Data extract:
--- Begin ---

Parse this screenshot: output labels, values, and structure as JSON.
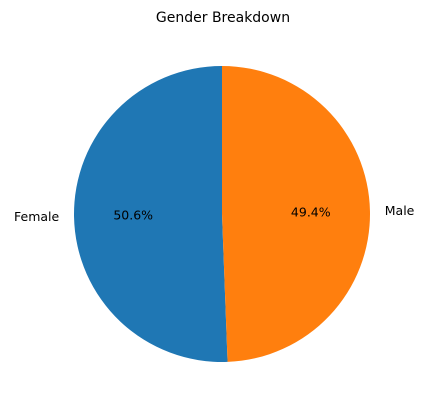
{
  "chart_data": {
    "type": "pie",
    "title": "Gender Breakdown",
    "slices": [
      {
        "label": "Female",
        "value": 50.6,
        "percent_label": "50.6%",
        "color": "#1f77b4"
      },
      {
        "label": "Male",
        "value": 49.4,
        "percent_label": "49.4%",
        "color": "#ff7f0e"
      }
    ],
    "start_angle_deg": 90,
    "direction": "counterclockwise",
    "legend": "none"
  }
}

--- End ---

Instructions for the task:
Pictures in the records above are not copied; print everything else exactly.

Exercise answer:
Parse this screenshot: output labels, values, and structure as JSON.
{
  "chart_data": {
    "type": "pie",
    "title": "Gender Breakdown",
    "slices": [
      {
        "label": "Female",
        "value": 50.6,
        "percent_label": "50.6%",
        "color": "#1f77b4"
      },
      {
        "label": "Male",
        "value": 49.4,
        "percent_label": "49.4%",
        "color": "#ff7f0e"
      }
    ],
    "start_angle_deg": 90,
    "direction": "counterclockwise",
    "legend": "none"
  }
}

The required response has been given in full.